Biden Cancels Billions More in Student Loan Debt

Biden Cancels Billions More in Student Loan Debt

Biden at the White House today
Yuri Gripas/Pool/Sipa USA
By Yuval Rosenberg and Michael Rainey
Wednesday, May 22, 2024

Good Wednesday evening. On this date 60 years ago, President Lyndon B. Johnson detailed his “Great Society” agenda in a commencement address at the University of Michigan. Johnson proposed the largest expansion of the social safety net since the New Deal and called for an end to poverty and racial injustice.

“For a century we labored to settle and to subdue a continent. For half a century we called upon unbounded invention and untiring industry to create an order of plenty for all of our people,” Johnson said. “The challenge of the next half century is whether we have the wisdom to use that wealth to enrich and elevate our national life, and to advance the quality of our American civilization.”

Here’s what’s happening today.

Biden Cancels Another $7.7 Billion in Student Loan Debt

The Biden administration announced Wednesday that it is canceling another $7.7 billion in student loans held by 160,000 borrowers.

The latest round of debt cancellation means the administration has now forgiven $167 billion worth of student loans, in an effort that the White House says has benefited 4.75 million people, or more than 10% of all those with student loan debt in the U.S. On average, each debtor has received roughly $35,000 in forgiveness.

In a statement, President Joe Biden touted his long-running campaign to cancel student debt, which includes a massive effort potentially benefiting 40 million people that was shot down by the Supreme Court last year. He also highlighted the politics involved in student loan forgiveness. “I promised to fight to ensure higher education is a ticket to the middle class, not a barrier to opportunity,” he said. “I will never stop working to cancel student debt — no matter how many times Republican elected officials try to stop us.”

The loans being canceled are associated with three loan programs. The largest batch, valued at $5.2 billion, will go toward 66,900 borrowers currently in the Public Service Loan Forgiveness program, which cancels loans for debtors who work in public service jobs and make loan payments for 10 years.

Another 54,300 borrowers in the Saving on a Valuable Education repayment plan, known as SAVE, will also receive debt forgiveness, worth $613 million. Under new rules imposed by the Biden administration earlier this year, borrowers in the SAVE program who owe less than $12,000 are now eligible for forgiveness after making payments for 10 years.

The third group receiving debt forgiveness is 39,200 borrowers who have been making payments on their student loans for at least 20 years. Those loans are valued at $1.9 billion.

-=-=-

* Exercise set *
1: In the student loan article, how many borrowers are covered by the $7.7 billion cancellation?
2: In the records, switch "carousel" to "slideshow" in the lines from the one containing "Enumerate the UI" through the one containing "nav-item-home[interactable]: Home: [190, 93, 221, 105]", inclusive. Give back only those lines, with nothing else changed.
The article and the records that come after it are unrelated material.

-=-=-

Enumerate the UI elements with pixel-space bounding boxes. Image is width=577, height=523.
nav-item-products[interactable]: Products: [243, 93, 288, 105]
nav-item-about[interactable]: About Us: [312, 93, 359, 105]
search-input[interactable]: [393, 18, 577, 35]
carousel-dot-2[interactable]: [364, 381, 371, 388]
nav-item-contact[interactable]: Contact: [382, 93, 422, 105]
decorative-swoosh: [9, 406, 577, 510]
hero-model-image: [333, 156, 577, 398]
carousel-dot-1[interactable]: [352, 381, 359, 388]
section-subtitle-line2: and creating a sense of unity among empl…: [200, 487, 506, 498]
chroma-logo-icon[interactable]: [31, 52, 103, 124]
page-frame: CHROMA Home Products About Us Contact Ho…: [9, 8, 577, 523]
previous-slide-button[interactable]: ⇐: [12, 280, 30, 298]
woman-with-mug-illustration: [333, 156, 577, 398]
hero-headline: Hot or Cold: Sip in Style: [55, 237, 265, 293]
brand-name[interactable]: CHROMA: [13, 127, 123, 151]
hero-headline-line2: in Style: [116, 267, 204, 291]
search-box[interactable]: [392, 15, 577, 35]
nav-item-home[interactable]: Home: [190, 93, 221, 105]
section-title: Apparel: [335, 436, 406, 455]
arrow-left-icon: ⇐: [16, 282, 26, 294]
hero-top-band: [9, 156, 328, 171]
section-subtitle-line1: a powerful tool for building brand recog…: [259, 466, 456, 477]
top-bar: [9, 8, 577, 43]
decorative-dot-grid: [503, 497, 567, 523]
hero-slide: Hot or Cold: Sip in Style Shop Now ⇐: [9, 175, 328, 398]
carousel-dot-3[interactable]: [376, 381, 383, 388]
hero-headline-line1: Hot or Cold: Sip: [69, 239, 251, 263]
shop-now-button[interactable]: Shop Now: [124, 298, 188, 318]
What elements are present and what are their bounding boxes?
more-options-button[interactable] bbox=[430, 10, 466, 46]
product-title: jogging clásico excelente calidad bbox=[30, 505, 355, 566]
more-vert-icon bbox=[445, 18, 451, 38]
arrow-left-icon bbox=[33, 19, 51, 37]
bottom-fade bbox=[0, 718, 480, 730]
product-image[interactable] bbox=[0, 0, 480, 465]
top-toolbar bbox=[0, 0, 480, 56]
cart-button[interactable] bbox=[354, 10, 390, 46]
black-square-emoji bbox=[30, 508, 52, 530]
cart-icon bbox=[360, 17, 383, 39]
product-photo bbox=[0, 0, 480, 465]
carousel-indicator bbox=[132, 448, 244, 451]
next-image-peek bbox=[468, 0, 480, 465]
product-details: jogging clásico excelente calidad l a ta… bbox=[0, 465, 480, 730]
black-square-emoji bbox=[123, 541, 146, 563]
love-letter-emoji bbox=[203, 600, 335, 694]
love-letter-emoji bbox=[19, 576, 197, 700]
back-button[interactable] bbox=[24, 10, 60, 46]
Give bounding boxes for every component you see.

-=-=-

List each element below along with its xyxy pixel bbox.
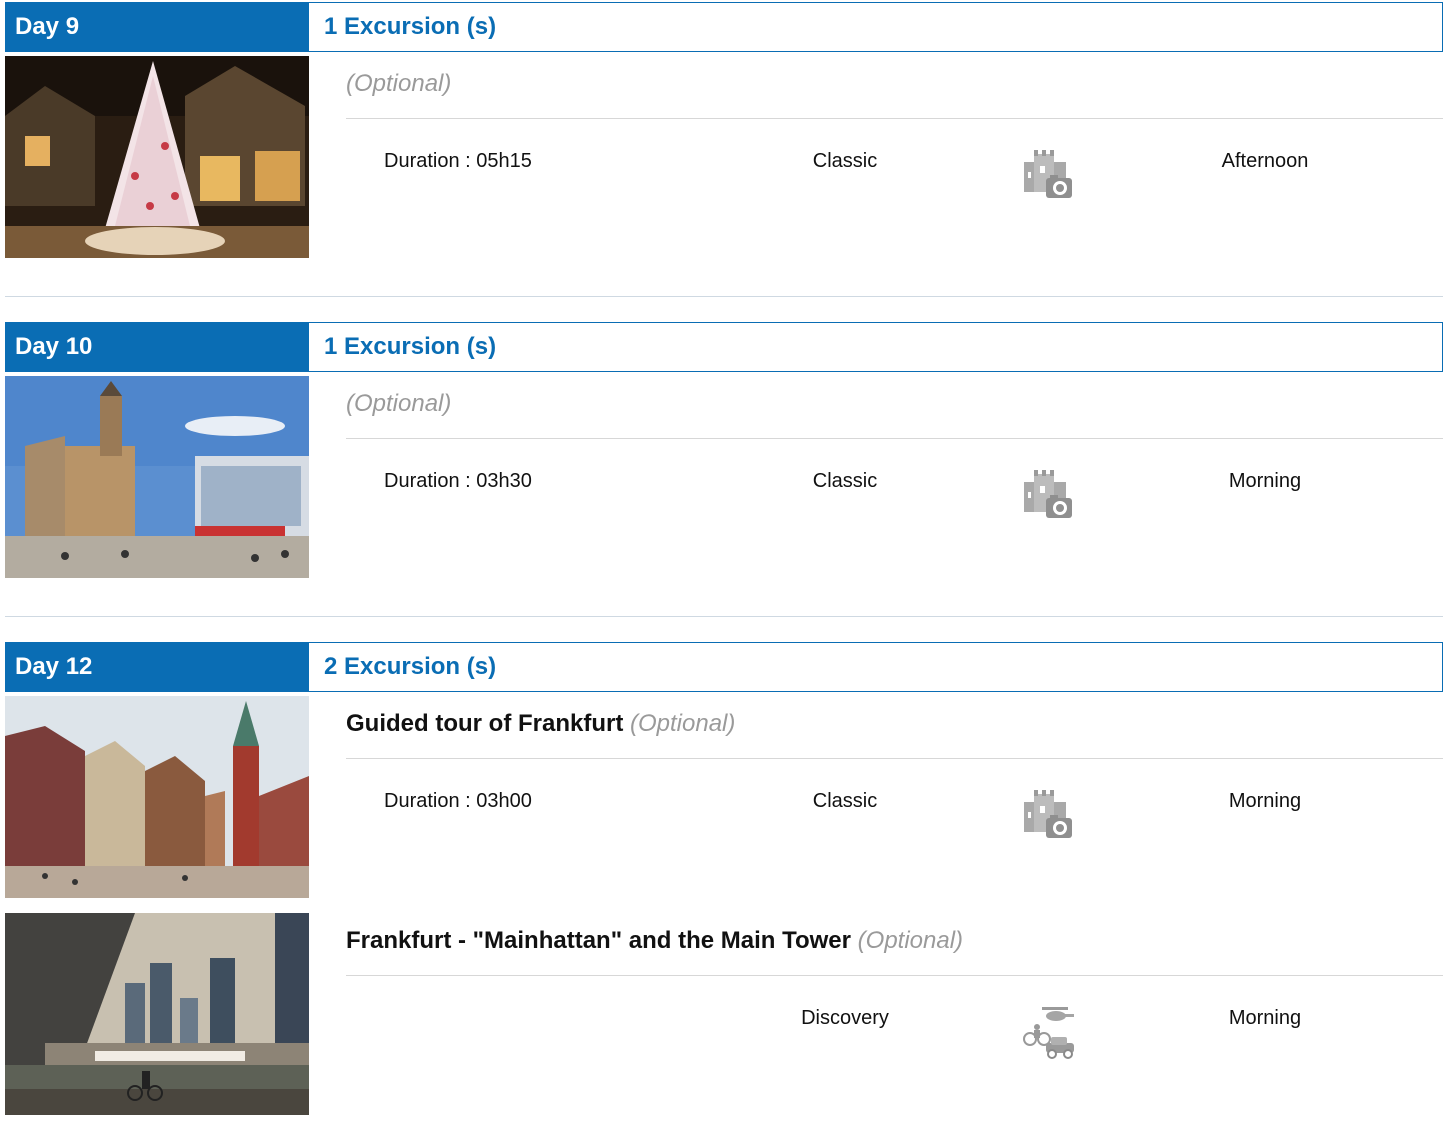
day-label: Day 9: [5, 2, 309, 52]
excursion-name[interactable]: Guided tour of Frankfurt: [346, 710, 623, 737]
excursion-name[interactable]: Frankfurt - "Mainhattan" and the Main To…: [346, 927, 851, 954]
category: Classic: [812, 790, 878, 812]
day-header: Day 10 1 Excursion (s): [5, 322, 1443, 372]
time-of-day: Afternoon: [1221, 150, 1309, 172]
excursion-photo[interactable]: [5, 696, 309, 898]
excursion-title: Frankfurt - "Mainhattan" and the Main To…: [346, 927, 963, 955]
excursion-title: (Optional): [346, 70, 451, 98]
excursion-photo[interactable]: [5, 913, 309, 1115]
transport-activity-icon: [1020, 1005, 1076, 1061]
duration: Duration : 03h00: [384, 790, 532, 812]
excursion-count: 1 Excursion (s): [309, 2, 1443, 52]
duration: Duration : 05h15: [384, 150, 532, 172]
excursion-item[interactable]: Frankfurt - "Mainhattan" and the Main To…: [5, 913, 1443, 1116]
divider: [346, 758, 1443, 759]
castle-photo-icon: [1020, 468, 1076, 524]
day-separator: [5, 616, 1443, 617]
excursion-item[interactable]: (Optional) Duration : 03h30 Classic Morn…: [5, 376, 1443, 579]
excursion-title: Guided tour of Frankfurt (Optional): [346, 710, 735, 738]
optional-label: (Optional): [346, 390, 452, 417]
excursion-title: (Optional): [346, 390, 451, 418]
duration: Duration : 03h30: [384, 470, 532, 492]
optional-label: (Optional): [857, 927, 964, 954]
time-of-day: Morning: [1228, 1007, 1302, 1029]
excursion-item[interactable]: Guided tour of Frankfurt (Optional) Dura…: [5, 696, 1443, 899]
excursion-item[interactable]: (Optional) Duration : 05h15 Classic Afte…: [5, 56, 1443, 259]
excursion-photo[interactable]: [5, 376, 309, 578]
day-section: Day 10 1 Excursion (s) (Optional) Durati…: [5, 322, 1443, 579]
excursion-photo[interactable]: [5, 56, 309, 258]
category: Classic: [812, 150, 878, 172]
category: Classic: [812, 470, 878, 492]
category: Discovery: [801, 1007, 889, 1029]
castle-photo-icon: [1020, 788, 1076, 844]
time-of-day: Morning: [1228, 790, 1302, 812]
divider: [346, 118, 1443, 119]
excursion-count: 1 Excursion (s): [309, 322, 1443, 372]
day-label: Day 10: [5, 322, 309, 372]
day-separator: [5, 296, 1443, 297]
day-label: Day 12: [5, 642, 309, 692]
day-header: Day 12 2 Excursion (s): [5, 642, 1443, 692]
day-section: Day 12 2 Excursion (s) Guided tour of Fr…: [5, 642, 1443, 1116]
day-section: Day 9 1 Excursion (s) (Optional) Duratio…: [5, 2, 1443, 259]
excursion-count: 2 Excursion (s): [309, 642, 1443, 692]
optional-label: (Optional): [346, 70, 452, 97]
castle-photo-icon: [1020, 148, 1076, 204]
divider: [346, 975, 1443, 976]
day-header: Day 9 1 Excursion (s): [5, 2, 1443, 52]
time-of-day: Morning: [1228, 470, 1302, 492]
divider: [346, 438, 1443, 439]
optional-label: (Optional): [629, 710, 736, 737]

-=-=-

* Answers below *
1: 160,000 borrowers.

2:
Enumerate the UI elements with pixel-space bounding boxes. Image is width=577, height=523.
nav-item-products[interactable]: Products: [243, 93, 288, 105]
nav-item-about[interactable]: About Us: [312, 93, 359, 105]
search-input[interactable]: [393, 18, 577, 35]
slideshow-dot-2[interactable]: [364, 381, 371, 388]
nav-item-contact[interactable]: Contact: [382, 93, 422, 105]
decorative-swoosh: [9, 406, 577, 510]
hero-model-image: [333, 156, 577, 398]
slideshow-dot-1[interactable]: [352, 381, 359, 388]
section-subtitle-line2: and creating a sense of unity among empl…: [200, 487, 506, 498]
chroma-logo-icon[interactable]: [31, 52, 103, 124]
page-frame: CHROMA Home Products About Us Contact Ho…: [9, 8, 577, 523]
previous-slide-button[interactable]: ⇐: [12, 280, 30, 298]
woman-with-mug-illustration: [333, 156, 577, 398]
hero-headline: Hot or Cold: Sip in Style: [55, 237, 265, 293]
brand-name[interactable]: CHROMA: [13, 127, 123, 151]
hero-headline-line2: in Style: [116, 267, 204, 291]
search-box[interactable]: [392, 15, 577, 35]
nav-item-home[interactable]: Home: [190, 93, 221, 105]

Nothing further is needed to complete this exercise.